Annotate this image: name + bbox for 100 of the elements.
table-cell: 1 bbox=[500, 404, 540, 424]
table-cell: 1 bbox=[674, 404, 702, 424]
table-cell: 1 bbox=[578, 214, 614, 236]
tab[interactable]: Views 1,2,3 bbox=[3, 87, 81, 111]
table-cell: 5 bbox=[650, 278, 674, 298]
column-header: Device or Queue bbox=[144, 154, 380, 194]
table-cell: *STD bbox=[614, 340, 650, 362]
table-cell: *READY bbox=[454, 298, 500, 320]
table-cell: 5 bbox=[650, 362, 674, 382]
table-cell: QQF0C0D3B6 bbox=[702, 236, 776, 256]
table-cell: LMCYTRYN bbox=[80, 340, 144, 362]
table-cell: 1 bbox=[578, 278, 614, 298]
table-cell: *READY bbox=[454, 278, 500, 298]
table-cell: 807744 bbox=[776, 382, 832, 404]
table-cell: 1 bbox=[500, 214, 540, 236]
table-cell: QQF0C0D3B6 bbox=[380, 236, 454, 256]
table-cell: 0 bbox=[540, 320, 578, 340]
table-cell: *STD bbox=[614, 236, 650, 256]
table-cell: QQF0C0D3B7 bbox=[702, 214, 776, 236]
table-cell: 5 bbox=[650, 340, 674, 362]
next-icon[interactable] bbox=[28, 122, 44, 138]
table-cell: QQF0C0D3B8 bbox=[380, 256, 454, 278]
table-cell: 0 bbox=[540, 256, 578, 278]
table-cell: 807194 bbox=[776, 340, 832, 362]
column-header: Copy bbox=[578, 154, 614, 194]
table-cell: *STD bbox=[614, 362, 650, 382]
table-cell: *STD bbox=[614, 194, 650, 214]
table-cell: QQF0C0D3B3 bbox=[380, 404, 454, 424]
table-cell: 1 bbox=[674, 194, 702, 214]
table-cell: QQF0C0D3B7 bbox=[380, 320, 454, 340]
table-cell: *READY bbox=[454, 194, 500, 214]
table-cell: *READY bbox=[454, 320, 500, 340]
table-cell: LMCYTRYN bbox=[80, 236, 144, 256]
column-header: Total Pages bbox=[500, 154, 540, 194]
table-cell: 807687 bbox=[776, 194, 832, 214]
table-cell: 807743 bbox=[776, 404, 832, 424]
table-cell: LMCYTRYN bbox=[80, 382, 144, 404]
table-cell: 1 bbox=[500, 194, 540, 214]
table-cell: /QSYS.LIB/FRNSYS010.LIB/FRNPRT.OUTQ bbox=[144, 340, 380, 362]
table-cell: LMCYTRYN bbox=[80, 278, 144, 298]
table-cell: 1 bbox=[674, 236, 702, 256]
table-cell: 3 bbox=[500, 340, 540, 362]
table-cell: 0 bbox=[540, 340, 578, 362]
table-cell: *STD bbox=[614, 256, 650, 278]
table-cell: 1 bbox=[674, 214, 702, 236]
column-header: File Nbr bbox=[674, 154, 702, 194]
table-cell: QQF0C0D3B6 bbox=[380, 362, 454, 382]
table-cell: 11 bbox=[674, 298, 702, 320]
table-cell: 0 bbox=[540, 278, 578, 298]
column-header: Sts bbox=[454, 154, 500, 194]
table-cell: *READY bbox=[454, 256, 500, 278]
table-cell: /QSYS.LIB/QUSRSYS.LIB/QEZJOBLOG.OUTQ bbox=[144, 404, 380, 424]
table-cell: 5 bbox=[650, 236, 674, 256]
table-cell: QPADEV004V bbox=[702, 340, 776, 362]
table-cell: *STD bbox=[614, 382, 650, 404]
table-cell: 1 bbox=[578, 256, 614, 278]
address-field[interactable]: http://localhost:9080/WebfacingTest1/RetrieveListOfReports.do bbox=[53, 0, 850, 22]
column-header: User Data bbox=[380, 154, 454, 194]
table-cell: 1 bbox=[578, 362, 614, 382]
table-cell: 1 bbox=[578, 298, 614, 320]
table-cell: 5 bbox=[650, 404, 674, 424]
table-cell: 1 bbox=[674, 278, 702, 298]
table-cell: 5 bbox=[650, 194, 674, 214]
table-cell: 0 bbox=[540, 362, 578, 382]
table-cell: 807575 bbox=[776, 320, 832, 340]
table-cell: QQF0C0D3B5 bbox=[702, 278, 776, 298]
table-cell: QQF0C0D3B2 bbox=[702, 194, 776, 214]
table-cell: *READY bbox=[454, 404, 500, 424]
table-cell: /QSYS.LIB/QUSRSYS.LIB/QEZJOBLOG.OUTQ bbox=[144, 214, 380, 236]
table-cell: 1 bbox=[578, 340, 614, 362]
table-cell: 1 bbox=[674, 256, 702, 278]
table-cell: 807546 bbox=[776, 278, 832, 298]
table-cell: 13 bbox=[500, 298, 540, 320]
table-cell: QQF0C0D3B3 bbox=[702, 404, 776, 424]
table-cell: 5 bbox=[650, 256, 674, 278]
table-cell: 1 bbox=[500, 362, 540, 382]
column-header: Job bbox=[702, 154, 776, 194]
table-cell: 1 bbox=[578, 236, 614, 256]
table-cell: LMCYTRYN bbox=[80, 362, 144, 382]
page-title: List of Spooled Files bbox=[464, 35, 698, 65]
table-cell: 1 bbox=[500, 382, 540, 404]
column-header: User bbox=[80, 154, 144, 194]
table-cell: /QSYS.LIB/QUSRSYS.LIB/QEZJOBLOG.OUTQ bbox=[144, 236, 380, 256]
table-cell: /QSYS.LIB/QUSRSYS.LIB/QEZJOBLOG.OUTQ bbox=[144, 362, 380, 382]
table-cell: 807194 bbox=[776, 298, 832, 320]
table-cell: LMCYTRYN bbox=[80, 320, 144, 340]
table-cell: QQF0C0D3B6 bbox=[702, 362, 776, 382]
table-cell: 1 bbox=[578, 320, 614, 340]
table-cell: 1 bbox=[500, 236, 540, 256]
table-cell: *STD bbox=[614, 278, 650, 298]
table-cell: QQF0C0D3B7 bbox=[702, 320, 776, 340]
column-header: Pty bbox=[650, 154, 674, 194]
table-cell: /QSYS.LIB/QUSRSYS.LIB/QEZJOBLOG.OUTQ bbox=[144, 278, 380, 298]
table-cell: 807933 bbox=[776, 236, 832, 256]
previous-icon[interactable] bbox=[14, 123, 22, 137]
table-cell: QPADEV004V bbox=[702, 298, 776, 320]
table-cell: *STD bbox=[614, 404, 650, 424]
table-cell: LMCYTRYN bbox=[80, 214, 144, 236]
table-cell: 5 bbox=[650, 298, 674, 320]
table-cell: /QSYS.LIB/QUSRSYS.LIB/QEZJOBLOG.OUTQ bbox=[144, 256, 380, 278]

--- GOAL ---
Render every line of the material above as a Markdown table with two columns, Row and Line, numbering each row and leaving out blank lines.

--- RIGHT ANSWER ---
| Row | Line |
|---|---|
| 1 | Annotate this image: name + bbox for 100 of the elements. |
| 2 | table-cell: 1 bbox=[500, 404, 540, 424] |
| 3 | table-cell: 1 bbox=[674, 404, 702, 424] |
| 4 | table-cell: 1 bbox=[578, 214, 614, 236] |
| 5 | tab[interactable]: Views 1,2,3 bbox=[3, 87, 81, 111] |
| 6 | table-cell: 5 bbox=[650, 278, 674, 298] |
| 7 | column-header: Device or Queue bbox=[144, 154, 380, 194] |
| 8 | table-cell: *STD bbox=[614, 340, 650, 362] |
| 9 | table-cell: *READY bbox=[454, 298, 500, 320] |
| 10 | table-cell: 5 bbox=[650, 362, 674, 382] |
| 11 | table-cell: QQF0C0D3B6 bbox=[702, 236, 776, 256] |
| 12 | table-cell: LMCYTRYN bbox=[80, 340, 144, 362] |
| 13 | table-cell: 1 bbox=[578, 278, 614, 298] |
| 14 | table-cell: *READY bbox=[454, 278, 500, 298] |
| 15 | table-cell: 807744 bbox=[776, 382, 832, 404] |
| 16 | table-cell: 1 bbox=[500, 214, 540, 236] |
| 17 | table-cell: QQF0C0D3B6 bbox=[380, 236, 454, 256] |
| 18 | table-cell: 0 bbox=[540, 320, 578, 340] |
| 19 | table-cell: *STD bbox=[614, 236, 650, 256] |
| 20 | table-cell: QQF0C0D3B7 bbox=[702, 214, 776, 236] |
| 21 | table-cell: 5 bbox=[650, 340, 674, 362] |
| 22 | next-icon[interactable] bbox=[28, 122, 44, 138] |
| 23 | table-cell: QQF0C0D3B8 bbox=[380, 256, 454, 278] |
| 24 | table-cell: 0 bbox=[540, 256, 578, 278] |
| 25 | table-cell: 807194 bbox=[776, 340, 832, 362] |
| 26 | column-header: Copy bbox=[578, 154, 614, 194] |
| 27 | table-cell: *STD bbox=[614, 362, 650, 382] |
| 28 | table-cell: *STD bbox=[614, 194, 650, 214] |
| 29 | table-cell: QQF0C0D3B3 bbox=[380, 404, 454, 424] |
| 30 | table-cell: 1 bbox=[674, 194, 702, 214] |
| 31 | table-cell: QQF0C0D3B7 bbox=[380, 320, 454, 340] |
| 32 | table-cell: *READY bbox=[454, 194, 500, 214] |
| 33 | table-cell: *READY bbox=[454, 320, 500, 340] |
| 34 | table-cell: LMCYTRYN bbox=[80, 236, 144, 256] |
| 35 | column-header: Total Pages bbox=[500, 154, 540, 194] |
| 36 | table-cell: 807687 bbox=[776, 194, 832, 214] |
| 37 | table-cell: 807743 bbox=[776, 404, 832, 424] |
| 38 | table-cell: LMCYTRYN bbox=[80, 382, 144, 404] |
| 39 | table-cell: 1 bbox=[500, 194, 540, 214] |
| 40 | table-cell: /QSYS.LIB/FRNSYS010.LIB/FRNPRT.OUTQ bbox=[144, 340, 380, 362] |
| 41 | table-cell: LMCYTRYN bbox=[80, 278, 144, 298] |
| 42 | table-cell: 1 bbox=[674, 236, 702, 256] |
| 43 | table-cell: 3 bbox=[500, 340, 540, 362] |
| 44 | table-cell: 0 bbox=[540, 340, 578, 362] |
| 45 | table-cell: *STD bbox=[614, 256, 650, 278] |
| 46 | table-cell: 1 bbox=[674, 214, 702, 236] |
| 47 | column-header: File Nbr bbox=[674, 154, 702, 194] |
| 48 | table-cell: QQF0C0D3B6 bbox=[380, 362, 454, 382] |
| 49 | table-cell: 11 bbox=[674, 298, 702, 320] |
| 50 | table-cell: 0 bbox=[540, 278, 578, 298] |
| 51 | column-header: Sts bbox=[454, 154, 500, 194] |
| 52 | table-cell: *READY bbox=[454, 256, 500, 278] |
| 53 | table-cell: /QSYS.LIB/QUSRSYS.LIB/QEZJOBLOG.OUTQ bbox=[144, 404, 380, 424] |
| 54 | table-cell: 5 bbox=[650, 236, 674, 256] |
| 55 | table-cell: QPADEV004V bbox=[702, 340, 776, 362] |
| 56 | table-cell: *STD bbox=[614, 382, 650, 404] |
| 57 | table-cell: 1 bbox=[578, 256, 614, 278] |
| 58 | address-field[interactable]: http://localhost:9080/WebfacingTest1/RetrieveListOfReports.do bbox=[53, 0, 850, 22] |
| 59 | column-header: User Data bbox=[380, 154, 454, 194] |
| 60 | table-cell: 1 bbox=[578, 362, 614, 382] |
| 61 | table-cell: 1 bbox=[578, 298, 614, 320] |
| 62 | table-cell: 5 bbox=[650, 404, 674, 424] |
| 63 | table-cell: 1 bbox=[674, 278, 702, 298] |
| 64 | table-cell: 5 bbox=[650, 194, 674, 214] |
| 65 | table-cell: 0 bbox=[540, 362, 578, 382] |
| 66 | table-cell: 807575 bbox=[776, 320, 832, 340] |
| 67 | table-cell: QQF0C0D3B5 bbox=[702, 278, 776, 298] |
| 68 | table-cell: QQF0C0D3B2 bbox=[702, 194, 776, 214] |
| 69 | table-cell: *READY bbox=[454, 404, 500, 424] |
| 70 | table-cell: /QSYS.LIB/QUSRSYS.LIB/QEZJOBLOG.OUTQ bbox=[144, 214, 380, 236] |
| 71 | table-cell: 1 bbox=[578, 340, 614, 362] |
| 72 | table-cell: 1 bbox=[674, 256, 702, 278] |
| 73 | table-cell: 807546 bbox=[776, 278, 832, 298] |
| 74 | table-cell: 13 bbox=[500, 298, 540, 320] |
| 75 | table-cell: QQF0C0D3B3 bbox=[702, 404, 776, 424] |
| 76 | table-cell: 5 bbox=[650, 256, 674, 278] |
| 77 | table-cell: 1 bbox=[500, 362, 540, 382] |
| 78 | column-header: Job bbox=[702, 154, 776, 194] |
| 79 | table-cell: 1 bbox=[578, 236, 614, 256] |
| 80 | table-cell: LMCYTRYN bbox=[80, 362, 144, 382] |
| 81 | page-title: List of Spooled Files bbox=[464, 35, 698, 65] |
| 82 | table-cell: 1 bbox=[500, 382, 540, 404] |
| 83 | column-header: User bbox=[80, 154, 144, 194] |
| 84 | table-cell: /QSYS.LIB/QUSRSYS.LIB/QEZJOBLOG.OUTQ bbox=[144, 236, 380, 256] |
| 85 | table-cell: /QSYS.LIB/QUSRSYS.LIB/QEZJOBLOG.OUTQ bbox=[144, 362, 380, 382] |
| 86 | table-cell: 807194 bbox=[776, 298, 832, 320] |
| 87 | table-cell: LMCYTRYN bbox=[80, 320, 144, 340] |
| 88 | table-cell: QQF0C0D3B6 bbox=[702, 362, 776, 382] |
| 89 | table-cell: 1 bbox=[578, 320, 614, 340] |
| 90 | table-cell: 1 bbox=[500, 236, 540, 256] |
| 91 | table-cell: *STD bbox=[614, 278, 650, 298] |
| 92 | table-cell: QQF0C0D3B7 bbox=[702, 320, 776, 340] |
| 93 | column-header: Pty bbox=[650, 154, 674, 194] |
| 94 | table-cell: /QSYS.LIB/QUSRSYS.LIB/QEZJOBLOG.OUTQ bbox=[144, 278, 380, 298] |
| 95 | table-cell: 807933 bbox=[776, 236, 832, 256] |
| 96 | previous-icon[interactable] bbox=[14, 123, 22, 137] |
| 97 | table-cell: QPADEV004V bbox=[702, 298, 776, 320] |
| 98 | table-cell: *STD bbox=[614, 404, 650, 424] |
| 99 | table-cell: LMCYTRYN bbox=[80, 214, 144, 236] |
| 100 | table-cell: 5 bbox=[650, 298, 674, 320] |
| 101 | table-cell: /QSYS.LIB/QUSRSYS.LIB/QEZJOBLOG.OUTQ bbox=[144, 256, 380, 278] |